» **REQUIREMENT**: Extract every entry word for word.

» **EXERCISE DATA**:

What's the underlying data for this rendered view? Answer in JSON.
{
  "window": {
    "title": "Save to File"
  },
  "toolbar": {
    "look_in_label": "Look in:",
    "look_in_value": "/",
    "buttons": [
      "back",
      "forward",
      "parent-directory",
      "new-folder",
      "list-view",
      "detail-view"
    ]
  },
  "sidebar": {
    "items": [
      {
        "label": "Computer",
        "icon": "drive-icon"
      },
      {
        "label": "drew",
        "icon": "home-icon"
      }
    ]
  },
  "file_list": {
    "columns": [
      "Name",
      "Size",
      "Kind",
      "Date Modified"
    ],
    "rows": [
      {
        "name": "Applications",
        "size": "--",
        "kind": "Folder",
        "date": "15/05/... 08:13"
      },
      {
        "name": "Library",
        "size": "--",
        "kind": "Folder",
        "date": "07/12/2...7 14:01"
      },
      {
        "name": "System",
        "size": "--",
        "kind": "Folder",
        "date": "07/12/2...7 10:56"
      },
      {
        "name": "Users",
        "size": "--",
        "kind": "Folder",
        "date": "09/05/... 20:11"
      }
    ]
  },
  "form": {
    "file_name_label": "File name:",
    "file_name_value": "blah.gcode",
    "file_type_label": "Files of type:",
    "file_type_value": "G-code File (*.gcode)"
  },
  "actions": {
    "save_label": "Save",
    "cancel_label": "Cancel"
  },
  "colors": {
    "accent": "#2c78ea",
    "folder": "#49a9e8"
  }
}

» **WRITTEN REPLY**:
What's the underlying data for this rendered view? Answer in JSON.
{
  "window": {
    "title": "Save to File"
  },
  "toolbar": {
    "look_in_label": "Look in:",
    "look_in_value": "/",
    "buttons": [
      "back",
      "forward",
      "parent-directory",
      "new-folder",
      "list-view",
      "detail-view"
    ]
  },
  "sidebar": {
    "items": [
      {
        "label": "Computer",
        "icon": "drive-icon"
      },
      {
        "label": "drew",
        "icon": "home-icon"
      }
    ]
  },
  "file_list": {
    "columns": [
      "Name",
      "Size",
      "Kind",
      "Date Modified"
    ],
    "rows": [
      {
        "name": "Applications",
        "size": "--",
        "kind": "Folder",
        "date": "15/05/... 08:13"
      },
      {
        "name": "Library",
        "size": "--",
        "kind": "Folder",
        "date": "07/12/2...7 14:01"
      },
      {
        "name": "System",
        "size": "--",
        "kind": "Folder",
        "date": "07/12/2...7 10:56"
      },
      {
        "name": "Users",
        "size": "--",
        "kind": "Folder",
        "date": "09/05/... 20:11"
      }
    ]
  },
  "form": {
    "file_name_label": "File name:",
    "file_name_value": "blah.gcode",
    "file_type_label": "Files of type:",
    "file_type_value": "G-code File (*.gcode)"
  },
  "actions": {
    "save_label": "Save",
    "cancel_label": "Cancel"
  },
  "colors": {
    "accent": "#2c78ea",
    "folder": "#49a9e8"
  }
}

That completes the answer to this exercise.